Description of the task
Present the entries as a numbered list without blank lines, covering only the lines from the start of the entries up to and including the line containing "y-tick-label: 3.0: [91, 81, 110, 97]".

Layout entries
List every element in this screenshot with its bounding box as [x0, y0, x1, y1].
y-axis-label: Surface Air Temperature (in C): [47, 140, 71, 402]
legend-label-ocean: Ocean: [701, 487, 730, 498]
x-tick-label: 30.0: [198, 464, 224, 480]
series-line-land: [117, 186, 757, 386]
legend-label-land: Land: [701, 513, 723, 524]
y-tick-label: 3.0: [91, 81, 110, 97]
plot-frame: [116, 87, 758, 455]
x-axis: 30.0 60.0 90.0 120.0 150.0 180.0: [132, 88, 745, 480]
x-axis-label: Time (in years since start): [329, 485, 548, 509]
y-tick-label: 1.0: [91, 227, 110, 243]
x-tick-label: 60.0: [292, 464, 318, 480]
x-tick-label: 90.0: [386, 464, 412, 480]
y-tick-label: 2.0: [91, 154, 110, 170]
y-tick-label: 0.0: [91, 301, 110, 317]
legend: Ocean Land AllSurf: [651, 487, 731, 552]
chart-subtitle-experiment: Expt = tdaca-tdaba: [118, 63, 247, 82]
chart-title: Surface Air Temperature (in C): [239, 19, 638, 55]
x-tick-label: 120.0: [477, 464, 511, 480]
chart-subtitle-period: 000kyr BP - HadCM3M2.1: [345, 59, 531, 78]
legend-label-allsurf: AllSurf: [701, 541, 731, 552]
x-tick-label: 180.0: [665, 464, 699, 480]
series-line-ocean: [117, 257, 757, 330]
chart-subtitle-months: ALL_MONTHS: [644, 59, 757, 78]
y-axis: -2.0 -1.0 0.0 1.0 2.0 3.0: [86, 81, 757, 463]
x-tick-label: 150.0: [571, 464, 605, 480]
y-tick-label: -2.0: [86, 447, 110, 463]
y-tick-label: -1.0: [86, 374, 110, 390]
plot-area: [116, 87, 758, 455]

Expected answer
1. List every element in this screenshot with its bounding box as [x0, y0, x1, y1].
2. y-axis-label: Surface Air Temperature (in C): [47, 140, 71, 402]
3. legend-label-ocean: Ocean: [701, 487, 730, 498]
4. x-tick-label: 30.0: [198, 464, 224, 480]
5. series-line-land: [117, 186, 757, 386]
6. legend-label-land: Land: [701, 513, 723, 524]
7. y-tick-label: 3.0: [91, 81, 110, 97]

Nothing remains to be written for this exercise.